===== DATA FOR THIS TASK
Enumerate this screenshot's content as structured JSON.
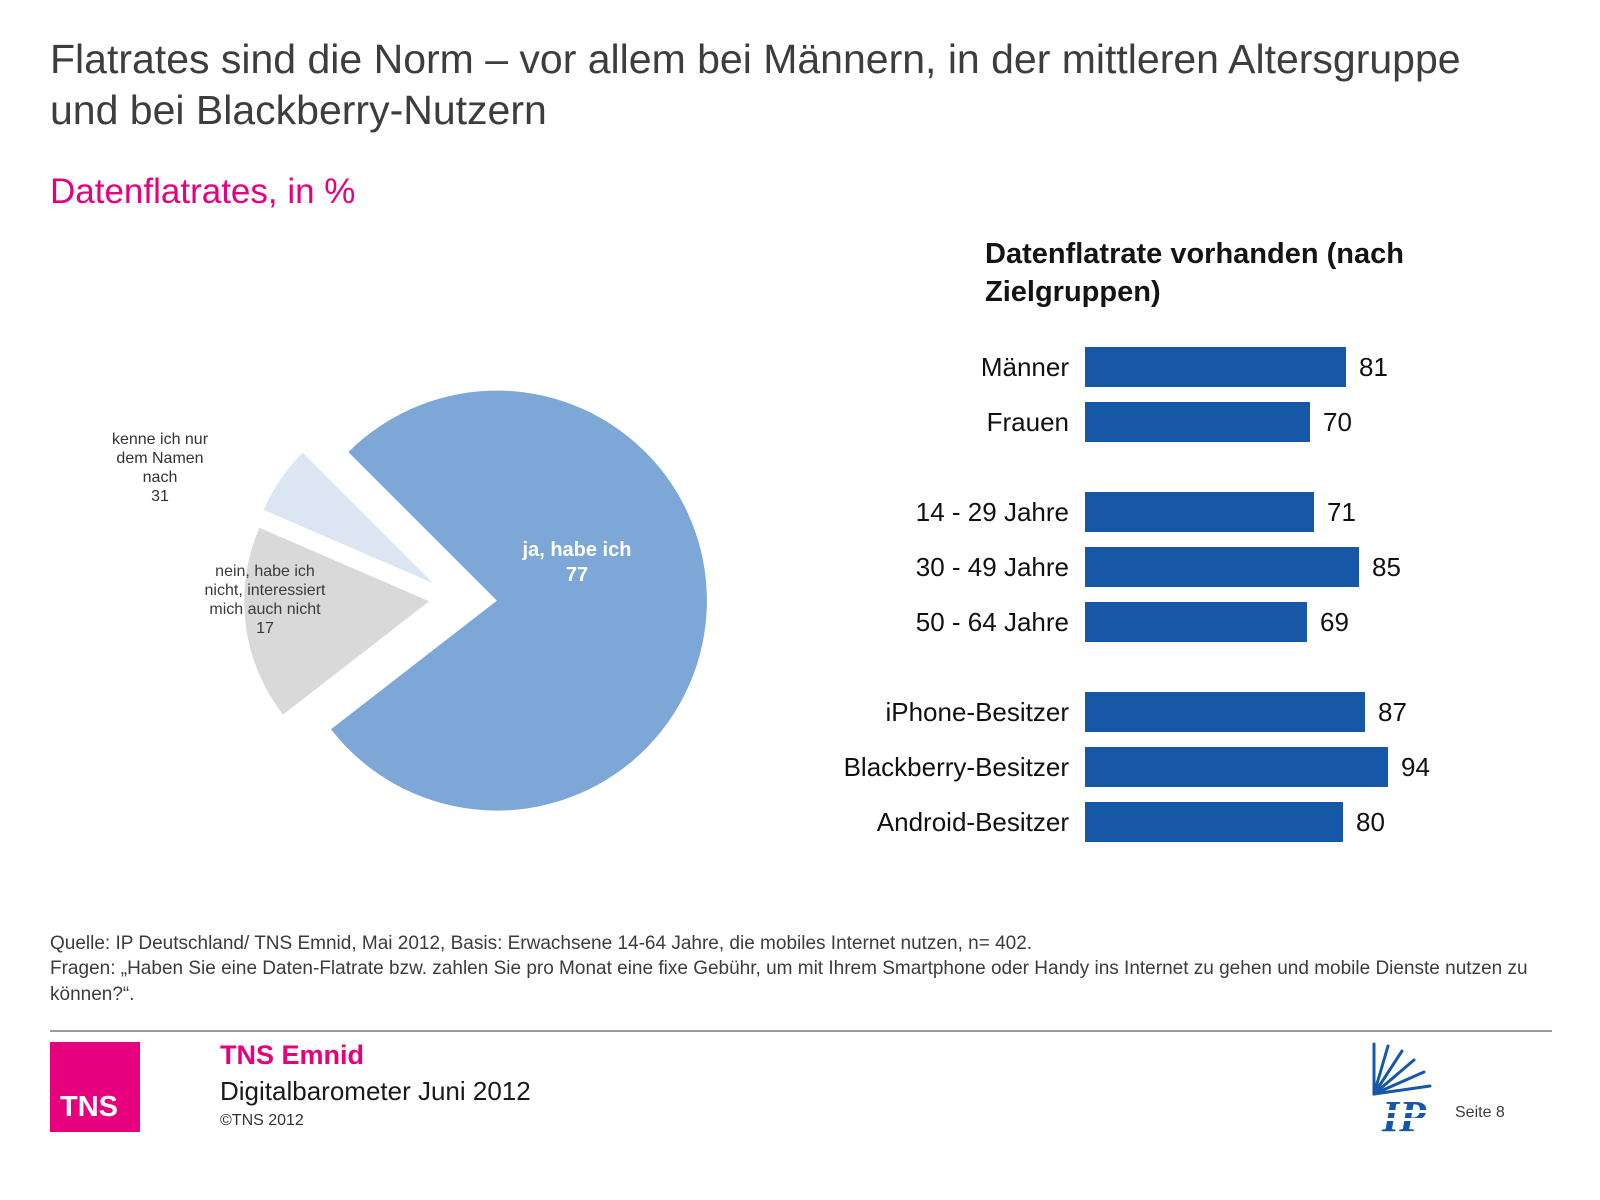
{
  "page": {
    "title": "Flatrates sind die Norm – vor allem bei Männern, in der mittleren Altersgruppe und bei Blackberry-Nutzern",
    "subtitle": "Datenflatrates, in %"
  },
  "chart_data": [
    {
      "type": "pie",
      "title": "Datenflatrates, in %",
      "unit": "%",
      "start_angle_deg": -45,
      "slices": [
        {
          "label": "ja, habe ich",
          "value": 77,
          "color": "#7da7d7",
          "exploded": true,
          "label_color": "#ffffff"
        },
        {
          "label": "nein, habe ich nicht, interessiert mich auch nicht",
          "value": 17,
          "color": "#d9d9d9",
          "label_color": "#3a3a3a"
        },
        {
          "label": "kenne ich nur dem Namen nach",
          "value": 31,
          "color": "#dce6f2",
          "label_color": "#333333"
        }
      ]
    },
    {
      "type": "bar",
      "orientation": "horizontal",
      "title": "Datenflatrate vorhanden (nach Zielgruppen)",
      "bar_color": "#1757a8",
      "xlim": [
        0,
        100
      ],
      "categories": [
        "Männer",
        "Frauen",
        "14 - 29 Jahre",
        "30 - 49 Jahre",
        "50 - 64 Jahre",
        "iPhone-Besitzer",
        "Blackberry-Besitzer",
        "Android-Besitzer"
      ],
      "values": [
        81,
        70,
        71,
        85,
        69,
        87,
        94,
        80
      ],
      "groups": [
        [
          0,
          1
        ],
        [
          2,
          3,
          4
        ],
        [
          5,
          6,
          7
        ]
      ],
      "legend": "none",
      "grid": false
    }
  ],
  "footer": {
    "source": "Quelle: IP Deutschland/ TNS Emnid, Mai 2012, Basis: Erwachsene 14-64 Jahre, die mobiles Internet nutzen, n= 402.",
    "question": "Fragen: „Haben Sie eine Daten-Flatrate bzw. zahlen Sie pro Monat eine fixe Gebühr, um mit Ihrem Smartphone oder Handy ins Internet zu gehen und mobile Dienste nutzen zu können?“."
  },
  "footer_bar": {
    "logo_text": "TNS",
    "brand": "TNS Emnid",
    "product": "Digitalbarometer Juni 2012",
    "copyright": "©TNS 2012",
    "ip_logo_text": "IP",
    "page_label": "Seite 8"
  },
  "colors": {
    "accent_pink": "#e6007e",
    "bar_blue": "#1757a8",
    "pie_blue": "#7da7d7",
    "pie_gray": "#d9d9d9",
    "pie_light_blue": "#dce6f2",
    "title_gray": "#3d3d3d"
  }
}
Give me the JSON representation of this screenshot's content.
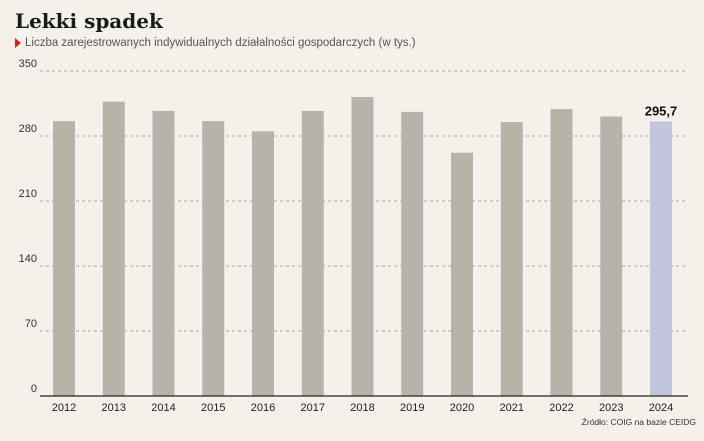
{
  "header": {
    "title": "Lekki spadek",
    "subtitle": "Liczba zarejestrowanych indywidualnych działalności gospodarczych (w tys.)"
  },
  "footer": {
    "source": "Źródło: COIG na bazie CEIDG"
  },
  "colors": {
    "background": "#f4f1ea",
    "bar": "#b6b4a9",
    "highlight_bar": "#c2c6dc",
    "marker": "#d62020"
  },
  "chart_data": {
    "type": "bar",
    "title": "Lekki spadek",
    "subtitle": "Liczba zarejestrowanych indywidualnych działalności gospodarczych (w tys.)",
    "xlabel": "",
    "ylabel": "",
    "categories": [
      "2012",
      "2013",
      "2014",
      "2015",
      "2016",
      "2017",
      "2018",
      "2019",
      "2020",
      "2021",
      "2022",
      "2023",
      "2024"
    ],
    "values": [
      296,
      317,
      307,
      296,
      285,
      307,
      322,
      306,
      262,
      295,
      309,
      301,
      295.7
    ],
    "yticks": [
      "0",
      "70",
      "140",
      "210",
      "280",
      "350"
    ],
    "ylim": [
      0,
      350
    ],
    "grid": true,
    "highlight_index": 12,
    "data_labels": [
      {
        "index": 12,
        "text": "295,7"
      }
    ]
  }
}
==========
TASK DESCRIPTION
Write out only the lines from the line containing "Give me the" through the end of the material above, both end lines included. Pictures are not written out.

EXERCISE SOLUTION
Give me the JSON representation of this screenshot's content.
{
  "header": {
    "title": "Lekki spadek",
    "subtitle": "Liczba zarejestrowanych indywidualnych działalności gospodarczych (w tys.)"
  },
  "footer": {
    "source": "Źródło: COIG na bazie CEIDG"
  },
  "colors": {
    "background": "#f4f1ea",
    "bar": "#b6b4a9",
    "highlight_bar": "#c2c6dc",
    "marker": "#d62020"
  },
  "chart_data": {
    "type": "bar",
    "title": "Lekki spadek",
    "subtitle": "Liczba zarejestrowanych indywidualnych działalności gospodarczych (w tys.)",
    "xlabel": "",
    "ylabel": "",
    "categories": [
      "2012",
      "2013",
      "2014",
      "2015",
      "2016",
      "2017",
      "2018",
      "2019",
      "2020",
      "2021",
      "2022",
      "2023",
      "2024"
    ],
    "values": [
      296,
      317,
      307,
      296,
      285,
      307,
      322,
      306,
      262,
      295,
      309,
      301,
      295.7
    ],
    "yticks": [
      "0",
      "70",
      "140",
      "210",
      "280",
      "350"
    ],
    "ylim": [
      0,
      350
    ],
    "grid": true,
    "highlight_index": 12,
    "data_labels": [
      {
        "index": 12,
        "text": "295,7"
      }
    ]
  }
}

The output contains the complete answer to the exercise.